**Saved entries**
----
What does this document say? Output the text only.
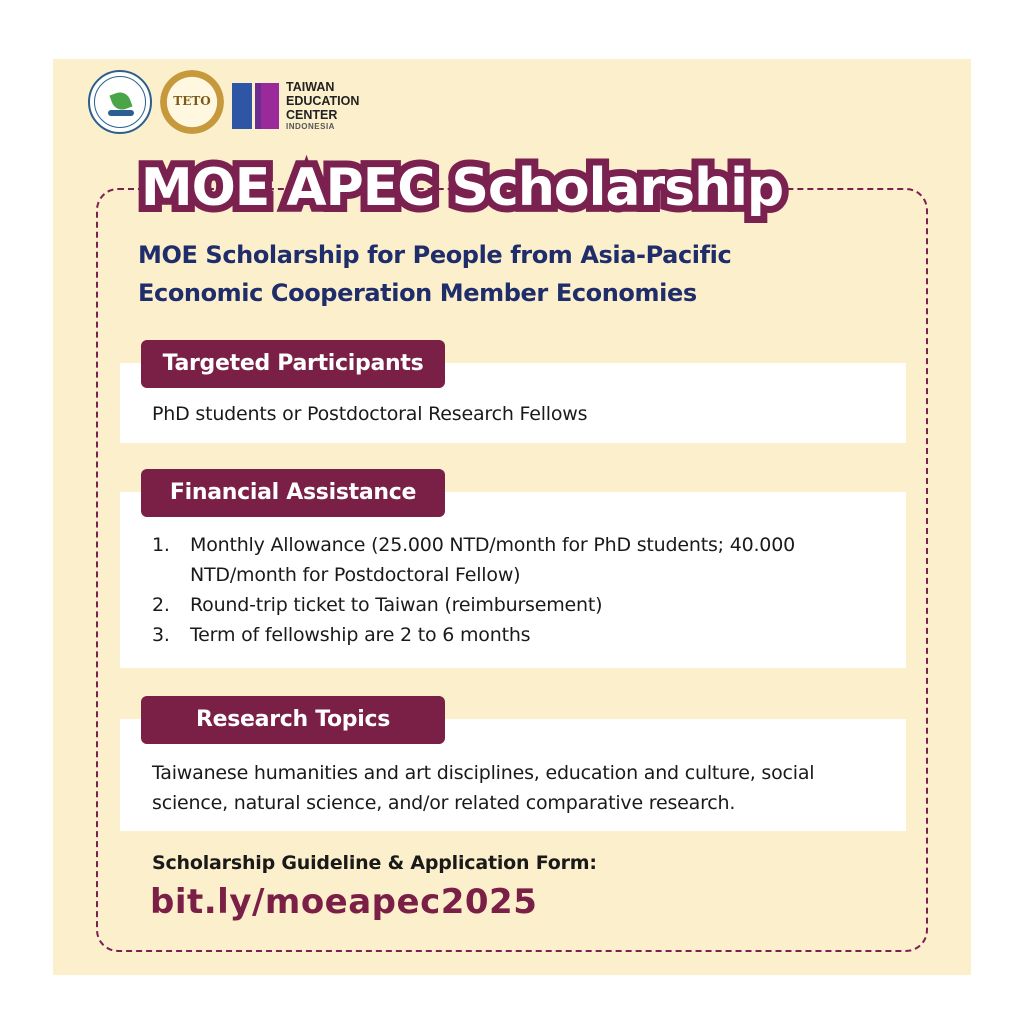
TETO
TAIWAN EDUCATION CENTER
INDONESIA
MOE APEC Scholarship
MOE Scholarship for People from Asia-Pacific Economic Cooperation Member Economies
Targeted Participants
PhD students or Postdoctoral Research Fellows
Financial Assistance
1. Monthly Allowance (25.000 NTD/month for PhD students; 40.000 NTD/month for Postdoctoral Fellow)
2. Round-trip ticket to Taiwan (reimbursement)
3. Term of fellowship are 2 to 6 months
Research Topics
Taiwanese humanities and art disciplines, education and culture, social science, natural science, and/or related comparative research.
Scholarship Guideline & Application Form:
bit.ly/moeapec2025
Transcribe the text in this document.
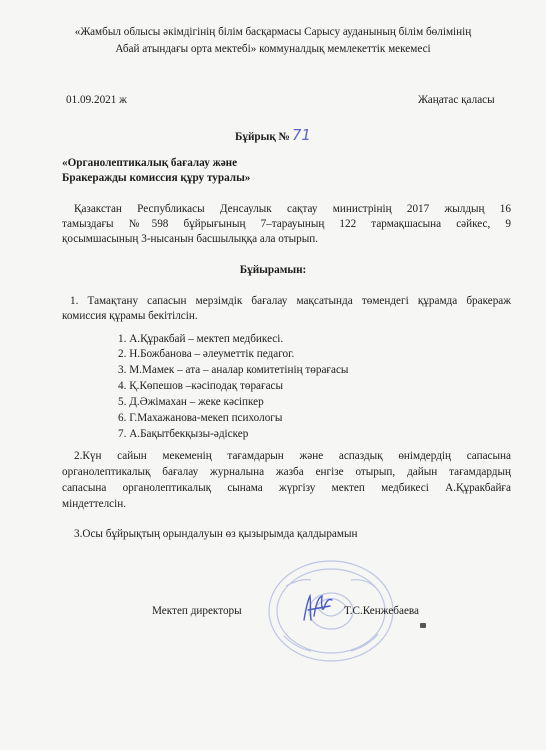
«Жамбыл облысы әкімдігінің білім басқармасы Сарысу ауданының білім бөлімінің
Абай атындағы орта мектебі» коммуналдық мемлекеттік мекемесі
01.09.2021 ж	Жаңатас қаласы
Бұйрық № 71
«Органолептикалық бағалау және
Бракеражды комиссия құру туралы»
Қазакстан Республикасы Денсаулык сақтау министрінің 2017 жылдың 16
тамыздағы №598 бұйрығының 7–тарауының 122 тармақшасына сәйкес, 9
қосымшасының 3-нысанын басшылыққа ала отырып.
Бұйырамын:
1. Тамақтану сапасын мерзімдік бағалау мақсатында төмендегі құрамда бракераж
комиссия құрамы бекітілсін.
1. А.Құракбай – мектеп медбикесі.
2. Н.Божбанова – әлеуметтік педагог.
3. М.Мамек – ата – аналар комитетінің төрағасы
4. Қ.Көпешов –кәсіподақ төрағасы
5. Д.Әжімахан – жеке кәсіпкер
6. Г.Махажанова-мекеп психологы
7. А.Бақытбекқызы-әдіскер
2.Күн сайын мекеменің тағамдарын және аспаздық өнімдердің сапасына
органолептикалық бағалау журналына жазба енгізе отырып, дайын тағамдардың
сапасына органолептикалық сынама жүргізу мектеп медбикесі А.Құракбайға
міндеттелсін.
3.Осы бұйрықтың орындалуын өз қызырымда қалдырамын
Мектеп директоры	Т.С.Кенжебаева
----
**Stated task**
Keep every word of the data as it is when you write it out, but drop the pictures.

**Answer for the task**
What does this document say? Output the text only.
TETO
TAIWAN EDUCATION CENTER
INDONESIA
MOE APEC Scholarship
MOE Scholarship for People from Asia-Pacific Economic Cooperation Member Economies
Targeted Participants
PhD students or Postdoctoral Research Fellows
Financial Assistance
1. Monthly Allowance (25.000 NTD/month for PhD students; 40.000 NTD/month for Postdoctoral Fellow)
2. Round-trip ticket to Taiwan (reimbursement)
3. Term of fellowship are 2 to 6 months
Research Topics
Taiwanese humanities and art disciplines, education and culture, social science, natural science, and/or related comparative research.
Scholarship Guideline & Application Form:
bit.ly/moeapec2025
Transcribe the text in this document.
«Жамбыл облысы әкімдігінің білім басқармасы Сарысу ауданының білім бөлімінің
Абай атындағы орта мектебі» коммуналдық мемлекеттік мекемесі
01.09.2021 ж	Жаңатас қаласы
Бұйрық № 71
«Органолептикалық бағалау және
Бракеражды комиссия құру туралы»
Қазакстан Республикасы Денсаулык сақтау министрінің 2017 жылдың 16
тамыздағы №598 бұйрығының 7–тарауының 122 тармақшасына сәйкес, 9
қосымшасының 3-нысанын басшылыққа ала отырып.
Бұйырамын:
1. Тамақтану сапасын мерзімдік бағалау мақсатында төмендегі құрамда бракераж
комиссия құрамы бекітілсін.
1. А.Құракбай – мектеп медбикесі.
2. Н.Божбанова – әлеуметтік педагог.
3. М.Мамек – ата – аналар комитетінің төрағасы
4. Қ.Көпешов –кәсіподақ төрағасы
5. Д.Әжімахан – жеке кәсіпкер
6. Г.Махажанова-мекеп психологы
7. А.Бақытбекқызы-әдіскер
2.Күн сайын мекеменің тағамдарын және аспаздық өнімдердің сапасына
органолептикалық бағалау журналына жазба енгізе отырып, дайын тағамдардың
сапасына органолептикалық сынама жүргізу мектеп медбикесі А.Құракбайға
міндеттелсін.
3.Осы бұйрықтың орындалуын өз қызырымда қалдырамын
Мектеп директоры	Т.С.Кенжебаева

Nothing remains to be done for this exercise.